Pictures should be excluded; otherwise, copy every entry exactly.

[Records for the exercise start]

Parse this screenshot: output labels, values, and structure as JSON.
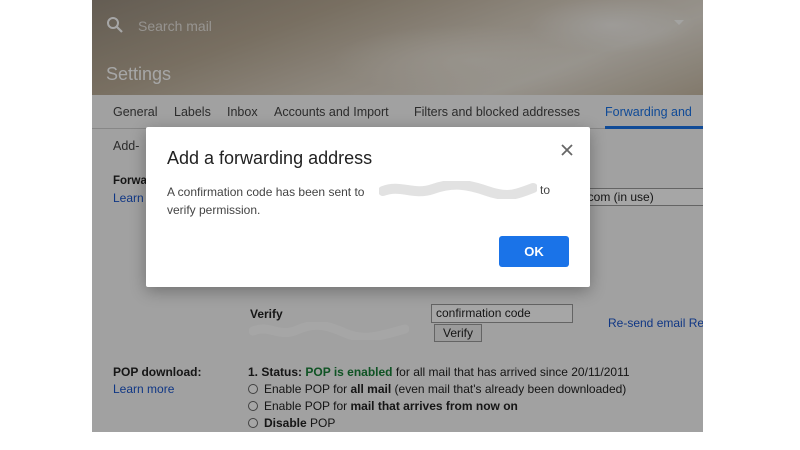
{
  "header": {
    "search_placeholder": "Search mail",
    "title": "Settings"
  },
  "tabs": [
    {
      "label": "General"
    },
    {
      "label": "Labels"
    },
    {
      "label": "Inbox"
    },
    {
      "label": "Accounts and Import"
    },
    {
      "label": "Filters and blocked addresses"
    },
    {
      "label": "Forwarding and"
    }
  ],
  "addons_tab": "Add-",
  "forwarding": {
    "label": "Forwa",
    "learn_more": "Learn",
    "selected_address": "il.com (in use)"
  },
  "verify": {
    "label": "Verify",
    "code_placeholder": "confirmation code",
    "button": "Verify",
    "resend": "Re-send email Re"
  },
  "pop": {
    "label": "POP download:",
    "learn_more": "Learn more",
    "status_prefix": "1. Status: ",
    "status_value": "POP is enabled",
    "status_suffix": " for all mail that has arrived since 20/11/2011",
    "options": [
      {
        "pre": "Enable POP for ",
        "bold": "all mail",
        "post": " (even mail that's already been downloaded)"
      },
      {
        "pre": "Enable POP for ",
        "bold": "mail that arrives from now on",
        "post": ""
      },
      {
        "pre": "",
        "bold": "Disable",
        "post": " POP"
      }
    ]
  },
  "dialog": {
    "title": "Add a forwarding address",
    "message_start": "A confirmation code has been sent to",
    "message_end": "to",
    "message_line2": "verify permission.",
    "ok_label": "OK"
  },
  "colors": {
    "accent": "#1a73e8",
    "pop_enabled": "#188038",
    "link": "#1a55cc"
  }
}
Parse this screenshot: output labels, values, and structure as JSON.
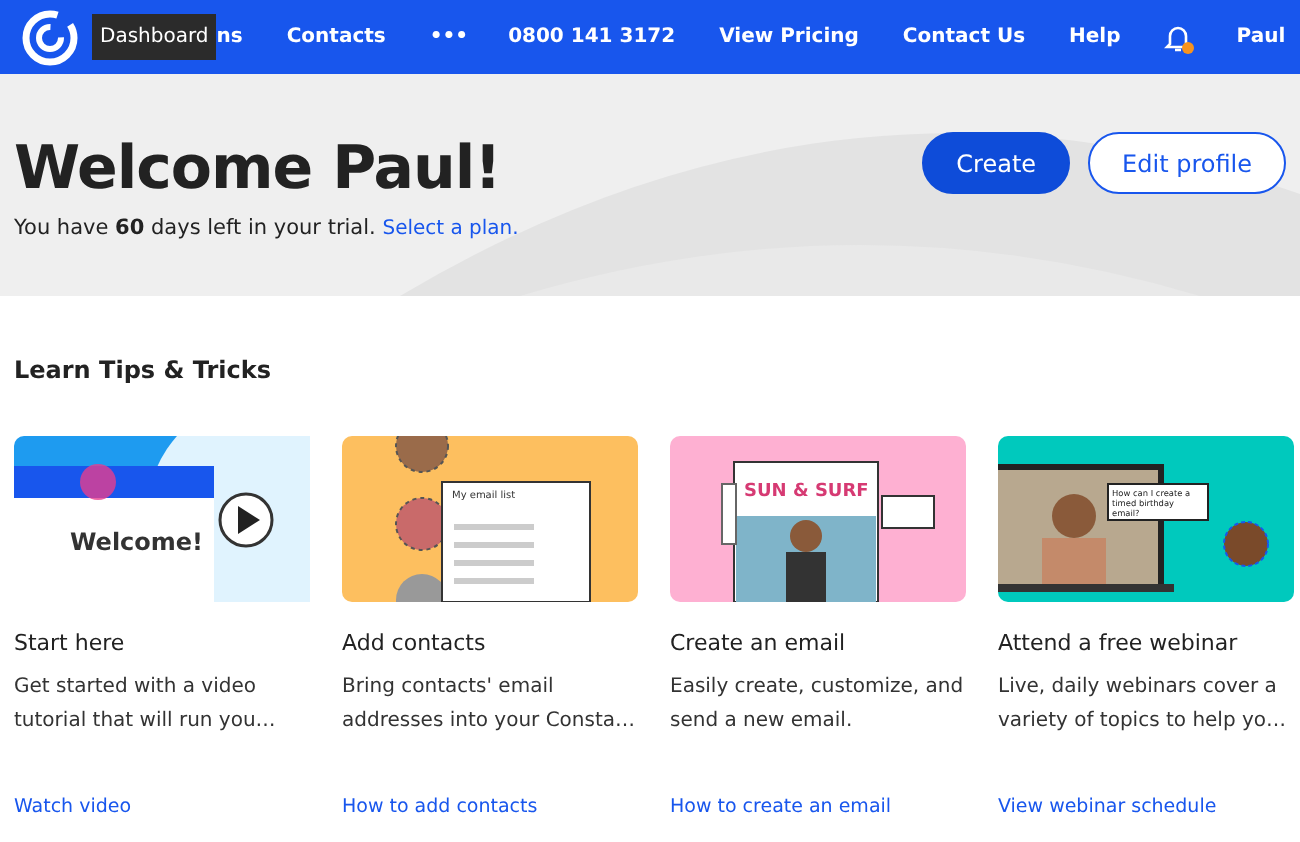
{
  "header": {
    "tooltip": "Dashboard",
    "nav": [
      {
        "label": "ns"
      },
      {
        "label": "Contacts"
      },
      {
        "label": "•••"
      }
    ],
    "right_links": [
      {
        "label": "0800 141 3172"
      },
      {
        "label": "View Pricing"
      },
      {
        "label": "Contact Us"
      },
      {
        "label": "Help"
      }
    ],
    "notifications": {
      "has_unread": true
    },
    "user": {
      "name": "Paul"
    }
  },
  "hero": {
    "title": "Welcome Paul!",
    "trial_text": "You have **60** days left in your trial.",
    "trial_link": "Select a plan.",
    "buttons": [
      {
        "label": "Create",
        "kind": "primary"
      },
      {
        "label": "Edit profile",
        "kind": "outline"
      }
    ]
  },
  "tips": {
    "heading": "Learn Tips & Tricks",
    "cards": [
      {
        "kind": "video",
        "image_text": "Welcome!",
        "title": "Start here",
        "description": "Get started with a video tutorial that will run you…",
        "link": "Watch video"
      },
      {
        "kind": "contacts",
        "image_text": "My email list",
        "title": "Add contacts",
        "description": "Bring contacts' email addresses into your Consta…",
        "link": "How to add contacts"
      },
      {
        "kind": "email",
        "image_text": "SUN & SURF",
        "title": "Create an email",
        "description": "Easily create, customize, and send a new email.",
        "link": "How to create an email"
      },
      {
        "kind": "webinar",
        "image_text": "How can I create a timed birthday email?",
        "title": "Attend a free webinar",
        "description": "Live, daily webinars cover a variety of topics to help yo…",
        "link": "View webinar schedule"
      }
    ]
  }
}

[Records for the exercise end]

▸ **Solution to this problem**:
Parse this screenshot: output labels, values, and structure as JSON.
{
  "header": {
    "search_placeholder": "Search mail",
    "title": "Settings"
  },
  "tabs": [
    {
      "label": "General"
    },
    {
      "label": "Labels"
    },
    {
      "label": "Inbox"
    },
    {
      "label": "Accounts and Import"
    },
    {
      "label": "Filters and blocked addresses"
    },
    {
      "label": "Forwarding and"
    }
  ],
  "addons_tab": "Add-",
  "forwarding": {
    "label": "Forwa",
    "learn_more": "Learn",
    "selected_address": "il.com (in use)"
  },
  "verify": {
    "label": "Verify",
    "code_placeholder": "confirmation code",
    "button": "Verify",
    "resend": "Re-send email Re"
  },
  "pop": {
    "label": "POP download:",
    "learn_more": "Learn more",
    "status_prefix": "1. Status: ",
    "status_value": "POP is enabled",
    "status_suffix": " for all mail that has arrived since 20/11/2011",
    "options": [
      {
        "pre": "Enable POP for ",
        "bold": "all mail",
        "post": " (even mail that's already been downloaded)"
      },
      {
        "pre": "Enable POP for ",
        "bold": "mail that arrives from now on",
        "post": ""
      },
      {
        "pre": "",
        "bold": "Disable",
        "post": " POP"
      }
    ]
  },
  "dialog": {
    "title": "Add a forwarding address",
    "message_start": "A confirmation code has been sent to",
    "message_end": "to",
    "message_line2": "verify permission.",
    "ok_label": "OK"
  },
  "colors": {
    "accent": "#1a73e8",
    "pop_enabled": "#188038",
    "link": "#1a55cc"
  }
}
Parse this screenshot: output labels, values, and structure as JSON.
{
  "header": {
    "tooltip": "Dashboard",
    "nav": [
      {
        "label": "ns"
      },
      {
        "label": "Contacts"
      },
      {
        "label": "•••"
      }
    ],
    "right_links": [
      {
        "label": "0800 141 3172"
      },
      {
        "label": "View Pricing"
      },
      {
        "label": "Contact Us"
      },
      {
        "label": "Help"
      }
    ],
    "notifications": {
      "has_unread": true
    },
    "user": {
      "name": "Paul"
    }
  },
  "hero": {
    "title": "Welcome Paul!",
    "trial_text": "You have **60** days left in your trial.",
    "trial_link": "Select a plan.",
    "buttons": [
      {
        "label": "Create",
        "kind": "primary"
      },
      {
        "label": "Edit profile",
        "kind": "outline"
      }
    ]
  },
  "tips": {
    "heading": "Learn Tips & Tricks",
    "cards": [
      {
        "kind": "video",
        "image_text": "Welcome!",
        "title": "Start here",
        "description": "Get started with a video tutorial that will run you…",
        "link": "Watch video"
      },
      {
        "kind": "contacts",
        "image_text": "My email list",
        "title": "Add contacts",
        "description": "Bring contacts' email addresses into your Consta…",
        "link": "How to add contacts"
      },
      {
        "kind": "email",
        "image_text": "SUN & SURF",
        "title": "Create an email",
        "description": "Easily create, customize, and send a new email.",
        "link": "How to create an email"
      },
      {
        "kind": "webinar",
        "image_text": "How can I create a timed birthday email?",
        "title": "Attend a free webinar",
        "description": "Live, daily webinars cover a variety of topics to help yo…",
        "link": "View webinar schedule"
      }
    ]
  }
}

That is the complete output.